> _PROBLEM REQUIREMENTS_
From the records below, copy each line that has the word "protein" in it.

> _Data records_
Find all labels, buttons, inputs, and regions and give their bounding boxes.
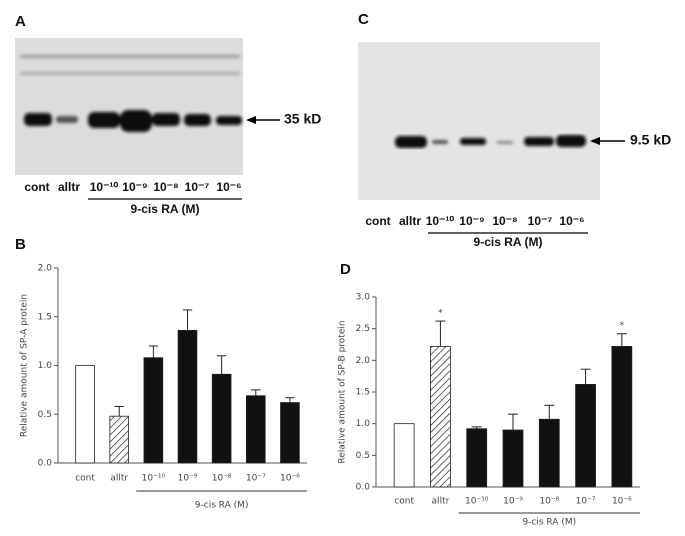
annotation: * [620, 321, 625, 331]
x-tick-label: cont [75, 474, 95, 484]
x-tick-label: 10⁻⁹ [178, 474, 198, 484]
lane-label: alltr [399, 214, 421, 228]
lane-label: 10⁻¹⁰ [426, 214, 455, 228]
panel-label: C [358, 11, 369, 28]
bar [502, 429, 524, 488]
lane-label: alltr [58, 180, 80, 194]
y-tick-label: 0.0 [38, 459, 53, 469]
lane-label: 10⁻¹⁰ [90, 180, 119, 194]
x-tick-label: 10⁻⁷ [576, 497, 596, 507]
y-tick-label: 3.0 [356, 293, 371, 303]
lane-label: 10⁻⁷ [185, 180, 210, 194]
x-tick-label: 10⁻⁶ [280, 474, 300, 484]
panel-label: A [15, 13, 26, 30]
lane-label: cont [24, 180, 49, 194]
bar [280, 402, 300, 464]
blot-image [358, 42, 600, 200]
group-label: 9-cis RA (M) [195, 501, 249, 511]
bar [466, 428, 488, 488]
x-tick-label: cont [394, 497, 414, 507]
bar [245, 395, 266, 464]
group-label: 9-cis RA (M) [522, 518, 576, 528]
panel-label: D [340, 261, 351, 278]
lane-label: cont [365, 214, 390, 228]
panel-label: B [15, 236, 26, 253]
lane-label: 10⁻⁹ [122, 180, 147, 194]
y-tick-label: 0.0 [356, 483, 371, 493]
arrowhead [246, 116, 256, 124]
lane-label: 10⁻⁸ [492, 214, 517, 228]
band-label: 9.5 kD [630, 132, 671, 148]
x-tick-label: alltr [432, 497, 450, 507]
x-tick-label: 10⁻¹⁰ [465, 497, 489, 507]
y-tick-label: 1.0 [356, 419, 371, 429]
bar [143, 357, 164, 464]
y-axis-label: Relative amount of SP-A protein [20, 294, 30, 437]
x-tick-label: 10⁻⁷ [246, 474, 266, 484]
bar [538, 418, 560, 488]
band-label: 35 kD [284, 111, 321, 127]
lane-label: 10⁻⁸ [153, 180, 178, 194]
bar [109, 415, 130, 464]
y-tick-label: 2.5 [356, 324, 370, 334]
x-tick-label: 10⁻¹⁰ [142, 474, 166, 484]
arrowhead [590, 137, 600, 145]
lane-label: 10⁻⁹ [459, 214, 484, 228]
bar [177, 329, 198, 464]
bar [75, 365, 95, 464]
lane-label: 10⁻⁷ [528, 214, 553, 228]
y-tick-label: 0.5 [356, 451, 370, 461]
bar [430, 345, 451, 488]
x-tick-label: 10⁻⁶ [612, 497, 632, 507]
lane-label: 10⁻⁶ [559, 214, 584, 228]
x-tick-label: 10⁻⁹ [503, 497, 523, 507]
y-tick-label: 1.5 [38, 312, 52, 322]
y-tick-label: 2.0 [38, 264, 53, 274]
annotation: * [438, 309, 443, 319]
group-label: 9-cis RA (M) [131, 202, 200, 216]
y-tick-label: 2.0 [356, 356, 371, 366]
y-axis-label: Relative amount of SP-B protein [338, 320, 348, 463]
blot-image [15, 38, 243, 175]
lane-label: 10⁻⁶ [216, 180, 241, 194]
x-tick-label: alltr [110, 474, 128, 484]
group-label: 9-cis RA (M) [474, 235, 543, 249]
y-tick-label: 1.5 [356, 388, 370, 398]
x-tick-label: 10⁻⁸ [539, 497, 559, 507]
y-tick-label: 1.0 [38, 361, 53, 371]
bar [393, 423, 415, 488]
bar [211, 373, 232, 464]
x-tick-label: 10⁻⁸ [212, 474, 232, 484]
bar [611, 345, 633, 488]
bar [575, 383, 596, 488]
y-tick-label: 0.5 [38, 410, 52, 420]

> _YOUR RESPONSE_
y-axis-label: Relative amount of SP-A protein [20, 294, 30, 437]
y-axis-label: Relative amount of SP-B protein [338, 320, 348, 463]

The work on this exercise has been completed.